AUFGABENSTELLUNG. Nennen Sie anhand des Lesetextes den Platz, den Österreich im Ranking der 19 erfassten Staaten belegt.

19. Februar 2008 12:18

EU-Studie 

Österreichs Autobahnen in Sachen Sicherheit unter EU-Schnitt

Autobahnfahren ist in Österreich gefährlicher als in vielen anderen EU-Staaten. Das geht aus einer aktuellen EU-Studie hervor.

Österreichs Autobahnen in Sachen Sicherheit unter EU-Schnitt
© APA

In Österreich sind Auf Autobahnen im Jahr 2006 80 Menschen ums Leben gekommen. Pro Milliarde gefahrener Autobahnkilometer sind das durchschnittlich 4,2 Tote - der EU-Schnitt liegt bei 3,7.

Die meisten Toten in Ungarn
Mit den sichersten Autobahnen kann sich die Schweiz brüsten, meiden sollten Autofahrer die ungarischen Highways, auf denen pro Milliarde Kilometer neun Menschen ihr Leben ließen. Das geht aus einer am Dienstag in Brüssel veröffentlichten Statistik des unabhängigen Europäischen Rates für Verkehrssicherheit (ETSC) hervor.

Platz zehn für Österreich
Österreich belegt im Ranking von insgesamt 19 erfassten Staaten Platz zehn. Besonders sicher können sich Autofahrer in der Schweiz, Dänemark, den Niederlanden und Großbritannien fühlen. Die hinteren Plätze in Sachen Autobahnsicherheit belegen vor Ungarn Spanien und Slowenien. Insgesamt sterben laut ETSC jährlich 3.200 Menschen auf den Autobahnen in den ausgewählten Ländern der Europäischen Union. Das sind allerdings nur acht Prozent der Gesamtzahl von Verkehrstoten.

DATEN.

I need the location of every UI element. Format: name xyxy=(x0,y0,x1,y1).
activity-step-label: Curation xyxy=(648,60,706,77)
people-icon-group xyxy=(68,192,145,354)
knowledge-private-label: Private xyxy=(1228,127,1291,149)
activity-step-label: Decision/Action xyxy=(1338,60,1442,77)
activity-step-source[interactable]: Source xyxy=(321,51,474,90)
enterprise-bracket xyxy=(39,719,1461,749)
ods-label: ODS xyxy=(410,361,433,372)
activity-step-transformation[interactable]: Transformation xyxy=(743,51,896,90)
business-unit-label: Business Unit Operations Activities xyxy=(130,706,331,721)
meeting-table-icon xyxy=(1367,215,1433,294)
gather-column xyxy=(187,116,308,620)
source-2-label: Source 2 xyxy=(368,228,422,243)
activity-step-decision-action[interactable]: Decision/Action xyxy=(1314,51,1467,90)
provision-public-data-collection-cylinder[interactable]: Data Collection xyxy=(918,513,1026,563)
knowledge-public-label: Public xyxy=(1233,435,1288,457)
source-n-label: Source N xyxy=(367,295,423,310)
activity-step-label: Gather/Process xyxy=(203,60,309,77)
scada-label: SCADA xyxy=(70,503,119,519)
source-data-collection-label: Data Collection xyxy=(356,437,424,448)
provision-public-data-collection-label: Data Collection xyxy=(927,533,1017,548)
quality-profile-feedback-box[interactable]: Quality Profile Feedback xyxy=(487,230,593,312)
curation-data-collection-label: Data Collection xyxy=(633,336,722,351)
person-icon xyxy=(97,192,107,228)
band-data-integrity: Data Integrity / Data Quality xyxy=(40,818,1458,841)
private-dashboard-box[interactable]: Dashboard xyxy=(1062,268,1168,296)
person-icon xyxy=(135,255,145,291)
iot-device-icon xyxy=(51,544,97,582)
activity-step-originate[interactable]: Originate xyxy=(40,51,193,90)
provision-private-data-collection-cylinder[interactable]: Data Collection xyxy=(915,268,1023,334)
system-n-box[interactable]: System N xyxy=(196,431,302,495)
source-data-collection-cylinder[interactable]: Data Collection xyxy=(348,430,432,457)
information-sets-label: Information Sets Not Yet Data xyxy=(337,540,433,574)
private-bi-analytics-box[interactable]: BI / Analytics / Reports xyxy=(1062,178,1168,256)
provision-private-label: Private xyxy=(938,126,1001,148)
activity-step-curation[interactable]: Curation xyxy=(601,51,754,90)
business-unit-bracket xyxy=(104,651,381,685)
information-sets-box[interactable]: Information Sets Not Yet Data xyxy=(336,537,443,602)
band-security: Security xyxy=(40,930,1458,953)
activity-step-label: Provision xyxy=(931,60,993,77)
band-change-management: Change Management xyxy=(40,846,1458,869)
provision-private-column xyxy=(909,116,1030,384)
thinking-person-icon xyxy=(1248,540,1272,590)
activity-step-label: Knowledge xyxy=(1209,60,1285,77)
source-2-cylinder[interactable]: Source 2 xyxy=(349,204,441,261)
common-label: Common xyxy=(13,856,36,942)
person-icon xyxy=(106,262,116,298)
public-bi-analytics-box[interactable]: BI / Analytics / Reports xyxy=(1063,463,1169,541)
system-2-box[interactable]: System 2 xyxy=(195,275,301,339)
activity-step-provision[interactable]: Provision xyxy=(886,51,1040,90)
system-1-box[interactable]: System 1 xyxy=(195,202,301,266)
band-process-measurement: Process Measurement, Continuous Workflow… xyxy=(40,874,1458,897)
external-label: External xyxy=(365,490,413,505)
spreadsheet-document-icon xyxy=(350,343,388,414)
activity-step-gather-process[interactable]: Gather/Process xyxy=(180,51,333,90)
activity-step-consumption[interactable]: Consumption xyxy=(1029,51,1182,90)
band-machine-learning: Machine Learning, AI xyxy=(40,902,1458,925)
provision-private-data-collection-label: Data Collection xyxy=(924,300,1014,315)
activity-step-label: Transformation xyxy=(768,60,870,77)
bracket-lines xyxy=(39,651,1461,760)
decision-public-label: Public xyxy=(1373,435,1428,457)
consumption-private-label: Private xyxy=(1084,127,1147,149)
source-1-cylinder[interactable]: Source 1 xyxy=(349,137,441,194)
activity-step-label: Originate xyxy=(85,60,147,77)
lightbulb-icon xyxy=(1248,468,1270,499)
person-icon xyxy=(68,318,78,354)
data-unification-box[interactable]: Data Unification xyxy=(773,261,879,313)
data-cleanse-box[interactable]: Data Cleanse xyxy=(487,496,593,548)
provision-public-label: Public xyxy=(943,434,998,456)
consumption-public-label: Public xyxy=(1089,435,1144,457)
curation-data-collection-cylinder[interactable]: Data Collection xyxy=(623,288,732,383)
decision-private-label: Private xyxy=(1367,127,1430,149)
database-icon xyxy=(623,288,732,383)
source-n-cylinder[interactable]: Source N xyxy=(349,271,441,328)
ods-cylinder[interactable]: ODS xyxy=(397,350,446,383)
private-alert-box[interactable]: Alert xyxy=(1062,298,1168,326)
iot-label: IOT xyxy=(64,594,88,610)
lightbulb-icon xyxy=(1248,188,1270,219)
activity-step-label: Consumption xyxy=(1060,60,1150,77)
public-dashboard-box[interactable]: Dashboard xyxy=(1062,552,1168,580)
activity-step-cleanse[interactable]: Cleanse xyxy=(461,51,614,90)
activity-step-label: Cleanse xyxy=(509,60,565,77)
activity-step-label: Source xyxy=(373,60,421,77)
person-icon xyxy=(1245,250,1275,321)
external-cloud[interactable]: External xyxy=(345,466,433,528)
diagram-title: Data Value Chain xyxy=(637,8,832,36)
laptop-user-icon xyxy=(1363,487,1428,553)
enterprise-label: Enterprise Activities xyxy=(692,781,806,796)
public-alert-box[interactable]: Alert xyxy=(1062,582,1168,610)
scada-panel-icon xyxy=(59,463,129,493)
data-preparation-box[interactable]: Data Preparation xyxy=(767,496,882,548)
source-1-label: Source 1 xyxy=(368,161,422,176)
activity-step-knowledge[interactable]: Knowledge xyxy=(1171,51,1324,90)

ANTWORTFELD. Österreich belegt Platz zehn.